[Dataset listings of figures]
* * * *

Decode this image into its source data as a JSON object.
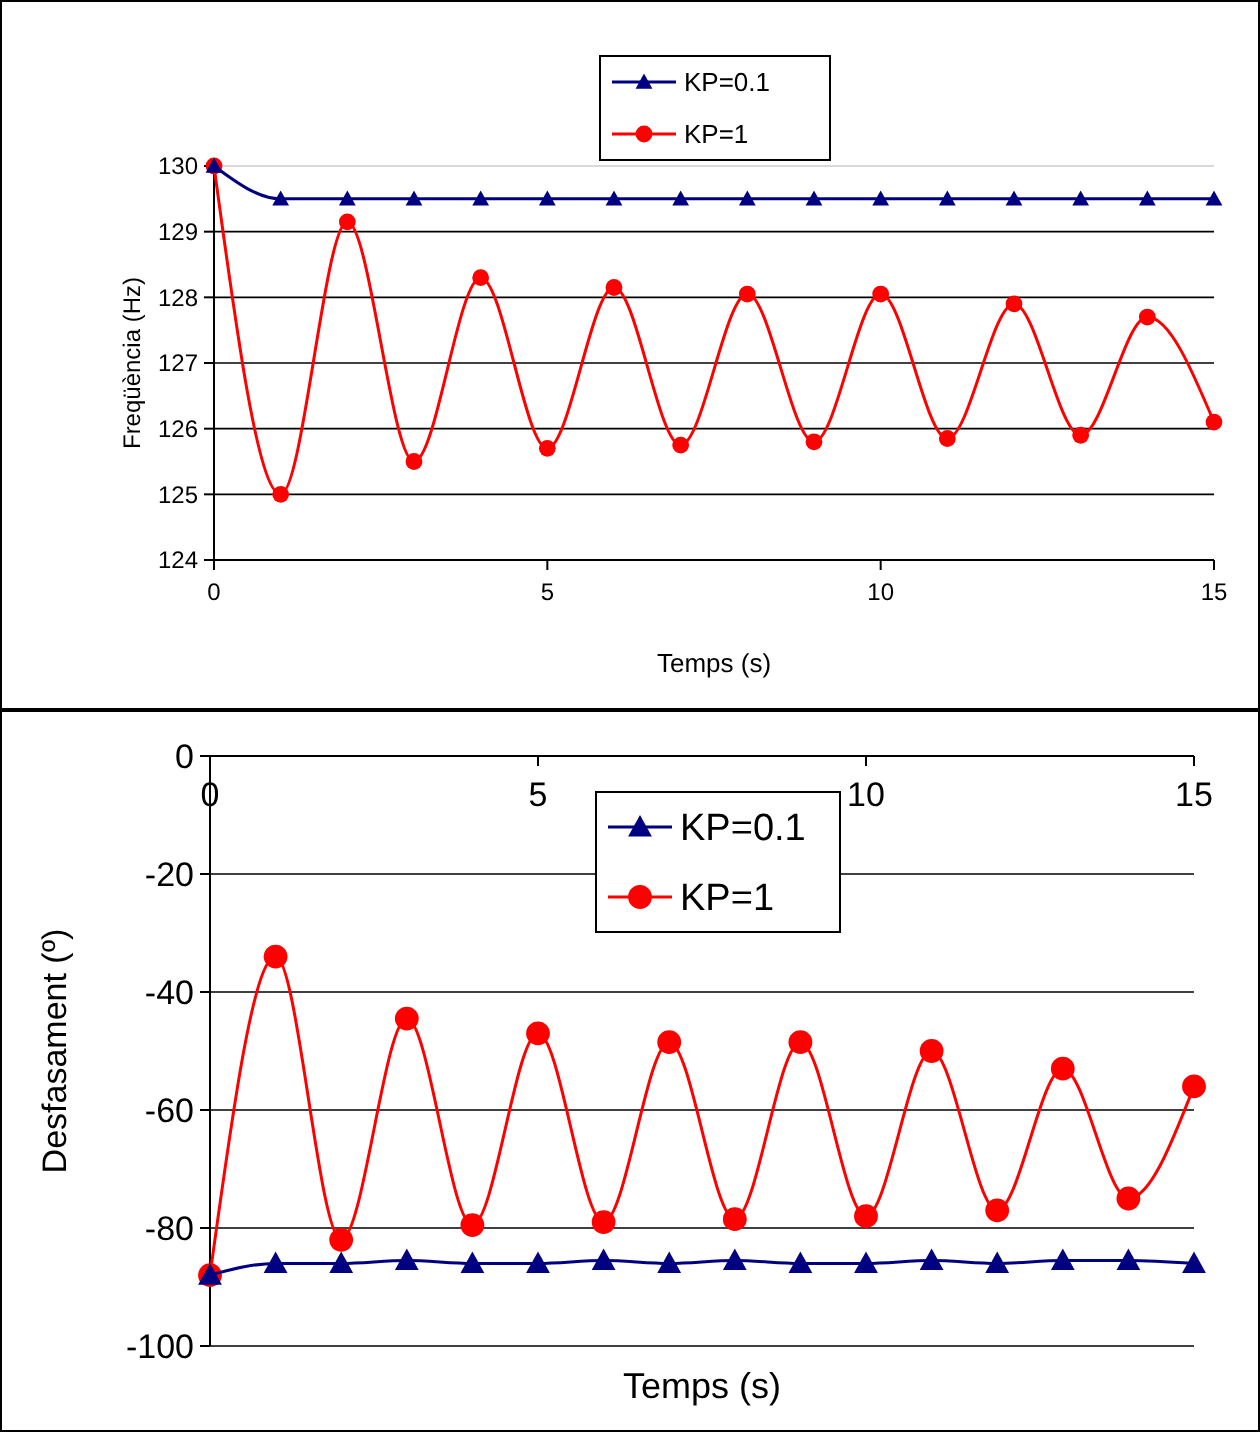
{
  "chart_data": [
    {
      "type": "line",
      "xlabel": "Temps (s)",
      "ylabel": "Freqüència (Hz)",
      "x": [
        0,
        1,
        2,
        3,
        4,
        5,
        6,
        7,
        8,
        9,
        10,
        11,
        12,
        13,
        14,
        15
      ],
      "xlim": [
        0,
        15
      ],
      "xticks": [
        0,
        5,
        10,
        15
      ],
      "ylim": [
        124,
        130
      ],
      "yticks": [
        124,
        125,
        126,
        127,
        128,
        129,
        130
      ],
      "grid": "y",
      "legend": "top",
      "line_style": "solid",
      "series": [
        {
          "name": "KP=0.1",
          "color": "#000080",
          "marker": "triangle",
          "values": [
            130,
            129.5,
            129.5,
            129.5,
            129.5,
            129.5,
            129.5,
            129.5,
            129.5,
            129.5,
            129.5,
            129.5,
            129.5,
            129.5,
            129.5,
            129.5
          ]
        },
        {
          "name": "KP=1",
          "color": "#ff0000",
          "marker": "circle",
          "values": [
            130,
            125.0,
            129.15,
            125.5,
            128.3,
            125.7,
            128.15,
            125.75,
            128.05,
            125.8,
            128.05,
            125.85,
            127.9,
            125.9,
            127.7,
            126.1
          ]
        }
      ]
    },
    {
      "type": "line",
      "xlabel": "Temps (s)",
      "ylabel": "Desfasament (º)",
      "x": [
        0,
        1,
        2,
        3,
        4,
        5,
        6,
        7,
        8,
        9,
        10,
        11,
        12,
        13,
        14,
        15
      ],
      "xlim": [
        0,
        15
      ],
      "xticks": [
        0,
        5,
        10,
        15
      ],
      "ylim": [
        -100,
        0
      ],
      "yticks": [
        -100,
        -80,
        -60,
        -40,
        -20,
        0
      ],
      "grid": "y",
      "legend": "top",
      "line_style": "solid",
      "series": [
        {
          "name": "KP=0.1",
          "color": "#000080",
          "marker": "triangle",
          "values": [
            -88,
            -86,
            -86,
            -85.5,
            -86,
            -86,
            -85.5,
            -86,
            -85.5,
            -86,
            -86,
            -85.5,
            -86,
            -85.5,
            -85.5,
            -86
          ]
        },
        {
          "name": "KP=1",
          "color": "#ff0000",
          "marker": "circle",
          "values": [
            -88,
            -34,
            -82,
            -44.5,
            -79.5,
            -47,
            -79,
            -48.5,
            -78.5,
            -48.5,
            -78,
            -50,
            -77,
            -53,
            -75,
            -56
          ]
        }
      ]
    }
  ]
}
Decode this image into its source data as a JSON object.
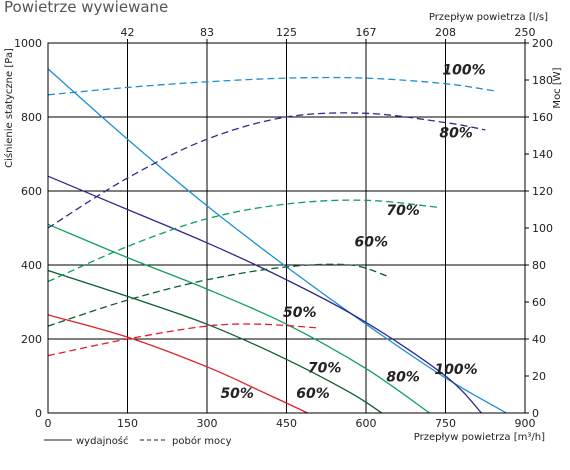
{
  "chart_data": {
    "type": "line",
    "title": "Powietrze wywiewane",
    "xlabel": "Przepływ powietrza [m³/h]",
    "x2label": "Przepływ powietrza [l/s]",
    "ylabel": "Ciśnienie statyczne [Pa]",
    "y2label": "Moc [W]",
    "xlim": [
      0,
      900
    ],
    "ylim": [
      0,
      1000
    ],
    "y2lim": [
      0,
      200
    ],
    "xticks": [
      "0",
      "150",
      "300",
      "450",
      "600",
      "750",
      "900"
    ],
    "x2ticks": [
      "42",
      "83",
      "125",
      "167",
      "208",
      "250"
    ],
    "yticks": [
      "0",
      "200",
      "400",
      "600",
      "800",
      "1000"
    ],
    "y2ticks": [
      "0",
      "20",
      "40",
      "60",
      "80",
      "100",
      "120",
      "140",
      "160",
      "180",
      "200"
    ],
    "grid": true,
    "legend": [
      {
        "label": "wydajność",
        "style": "solid"
      },
      {
        "label": "pobór mocy",
        "style": "dashed"
      }
    ],
    "series": [
      {
        "label": "100%",
        "kind": "pressure",
        "color": "#1e8fd2",
        "axis": "left",
        "x": [
          0,
          150,
          300,
          450,
          600,
          750,
          865
        ],
        "y": [
          930,
          740,
          560,
          395,
          240,
          95,
          0
        ]
      },
      {
        "label": "80%",
        "kind": "pressure",
        "color": "#2e2a8c",
        "axis": "left",
        "x": [
          0,
          150,
          300,
          450,
          600,
          750,
          818
        ],
        "y": [
          640,
          550,
          460,
          360,
          245,
          100,
          0
        ]
      },
      {
        "label": "70%",
        "kind": "pressure",
        "color": "#0fa05a",
        "axis": "left",
        "x": [
          0,
          150,
          300,
          450,
          600,
          720
        ],
        "y": [
          510,
          420,
          335,
          240,
          120,
          0
        ]
      },
      {
        "label": "60%",
        "kind": "pressure",
        "color": "#0d5e2e",
        "axis": "left",
        "x": [
          0,
          150,
          300,
          450,
          570,
          630
        ],
        "y": [
          385,
          315,
          240,
          145,
          55,
          0
        ]
      },
      {
        "label": "50%",
        "kind": "pressure",
        "color": "#e0202a",
        "axis": "left",
        "x": [
          0,
          150,
          300,
          400,
          490
        ],
        "y": [
          265,
          205,
          125,
          60,
          0
        ]
      },
      {
        "label": "100%",
        "kind": "power",
        "color": "#1e8fd2",
        "axis": "right",
        "x": [
          0,
          150,
          300,
          450,
          600,
          750,
          845
        ],
        "y": [
          172,
          176,
          179,
          181,
          181,
          178,
          174
        ]
      },
      {
        "label": "80%",
        "kind": "power",
        "color": "#2e2a8c",
        "axis": "right",
        "x": [
          0,
          150,
          300,
          450,
          600,
          750,
          825
        ],
        "y": [
          100,
          127,
          148,
          160,
          162,
          157,
          153
        ]
      },
      {
        "label": "70%",
        "kind": "power",
        "color": "#0fa05a",
        "axis": "right",
        "x": [
          0,
          150,
          300,
          450,
          600,
          740
        ],
        "y": [
          71,
          90,
          105,
          113,
          115,
          111
        ]
      },
      {
        "label": "60%",
        "kind": "power",
        "color": "#0d5e2e",
        "axis": "right",
        "x": [
          0,
          150,
          300,
          450,
          570,
          640
        ],
        "y": [
          47,
          61,
          72,
          79,
          80,
          74
        ]
      },
      {
        "label": "50%",
        "kind": "power",
        "color": "#e0202a",
        "axis": "right",
        "x": [
          0,
          150,
          300,
          400,
          510
        ],
        "y": [
          31,
          40,
          47,
          48,
          46
        ]
      }
    ],
    "curve_labels": [
      {
        "text": "100%",
        "x": 785,
        "y": 915
      },
      {
        "text": "80%",
        "x": 770,
        "y": 745
      },
      {
        "text": "70%",
        "x": 670,
        "y": 535
      },
      {
        "text": "60%",
        "x": 610,
        "y": 450
      },
      {
        "text": "50%",
        "x": 475,
        "y": 260
      },
      {
        "text": "100%",
        "x": 770,
        "y": 105
      },
      {
        "text": "80%",
        "x": 670,
        "y": 85
      },
      {
        "text": "70%",
        "x": 522,
        "y": 110
      },
      {
        "text": "60%",
        "x": 500,
        "y": 40
      },
      {
        "text": "50%",
        "x": 357,
        "y": 40
      }
    ]
  }
}
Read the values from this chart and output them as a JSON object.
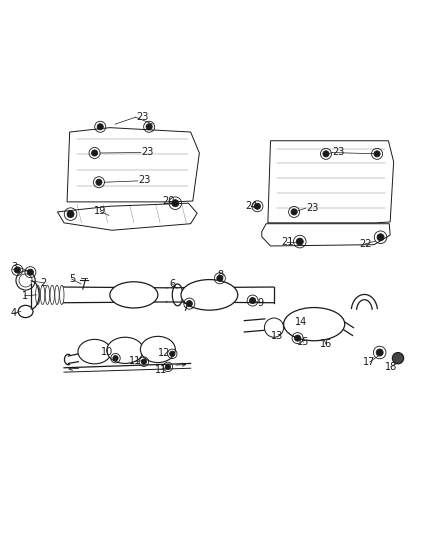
{
  "background_color": "#ffffff",
  "line_color": "#1a1a1a",
  "label_color": "#1a1a1a",
  "label_fontsize": 7,
  "fig_width": 4.38,
  "fig_height": 5.33,
  "dpi": 100
}
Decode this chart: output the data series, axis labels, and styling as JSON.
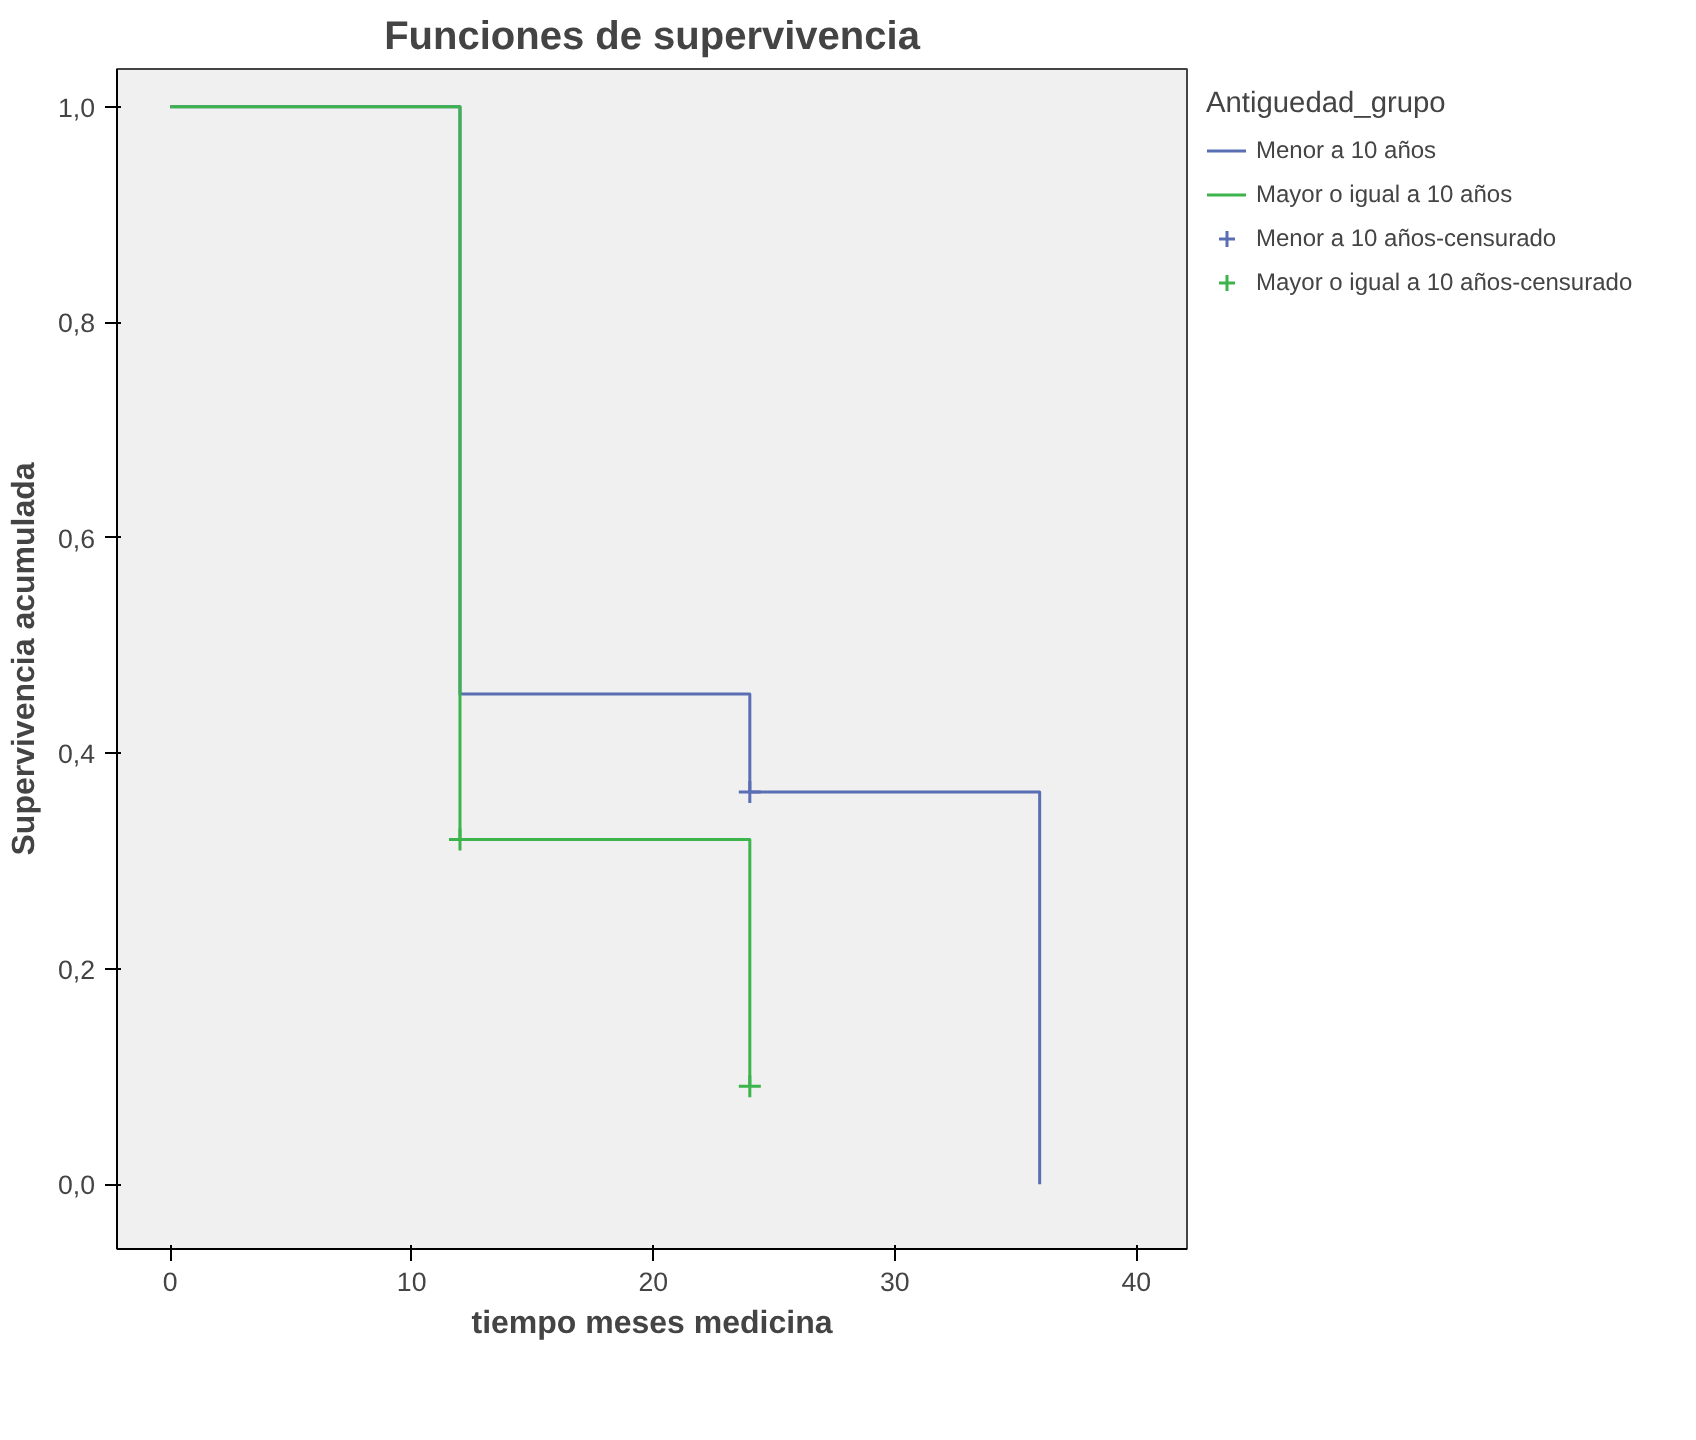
{
  "chart_data": {
    "type": "step",
    "title": "Funciones de supervivencia",
    "xlabel": "tiempo meses medicina",
    "ylabel": "Supervivencia acumulada",
    "legend_title": "Antiguedad_grupo",
    "legend": "right",
    "grid": false,
    "xlim": [
      -2.2,
      42.1
    ],
    "xticks": [
      0,
      10,
      20,
      30,
      40
    ],
    "ylim": [
      -0.06,
      1.035
    ],
    "yticks": [
      {
        "value": 0,
        "label": "0,0"
      },
      {
        "value": 0.2,
        "label": "0,2"
      },
      {
        "value": 0.4,
        "label": "0,4"
      },
      {
        "value": 0.6,
        "label": "0,6"
      },
      {
        "value": 0.8,
        "label": "0,8"
      },
      {
        "value": 1,
        "label": "1,0"
      }
    ],
    "series": [
      {
        "name": "Menor a 10 años",
        "color": "#5a6eb4",
        "x": [
          0,
          12,
          24,
          36
        ],
        "values": [
          1,
          0.455,
          0.364,
          0
        ]
      },
      {
        "name": "Mayor o igual a 10 años",
        "color": "#3cb44b",
        "x": [
          0,
          12,
          24
        ],
        "values": [
          1,
          0.32,
          0.091
        ]
      },
      {
        "name": "Menor a 10 años-censurado",
        "type": "scatter",
        "marker": "cross",
        "color": "#5a6eb4",
        "x": [
          24
        ],
        "values": [
          0.364
        ]
      },
      {
        "name": "Mayor o igual a 10 años-censurado",
        "type": "scatter",
        "marker": "cross",
        "color": "#3cb44b",
        "x": [
          12,
          24
        ],
        "values": [
          0.32,
          0.091
        ]
      }
    ]
  }
}
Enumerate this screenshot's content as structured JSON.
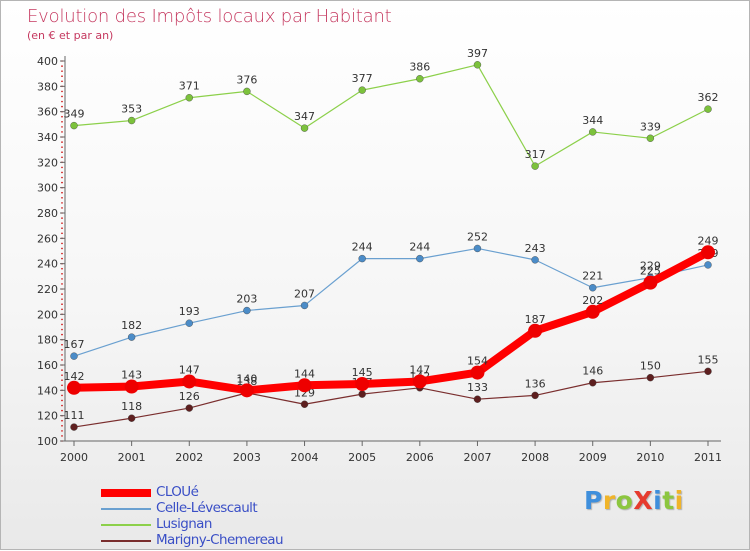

* * * *

Task objective: Using the material above, copy every line in which the string "censurado" occurs.

Written response:
        "name": "Menor a 10 años-censurado",
        "name": "Mayor o igual a 10 años-censurado",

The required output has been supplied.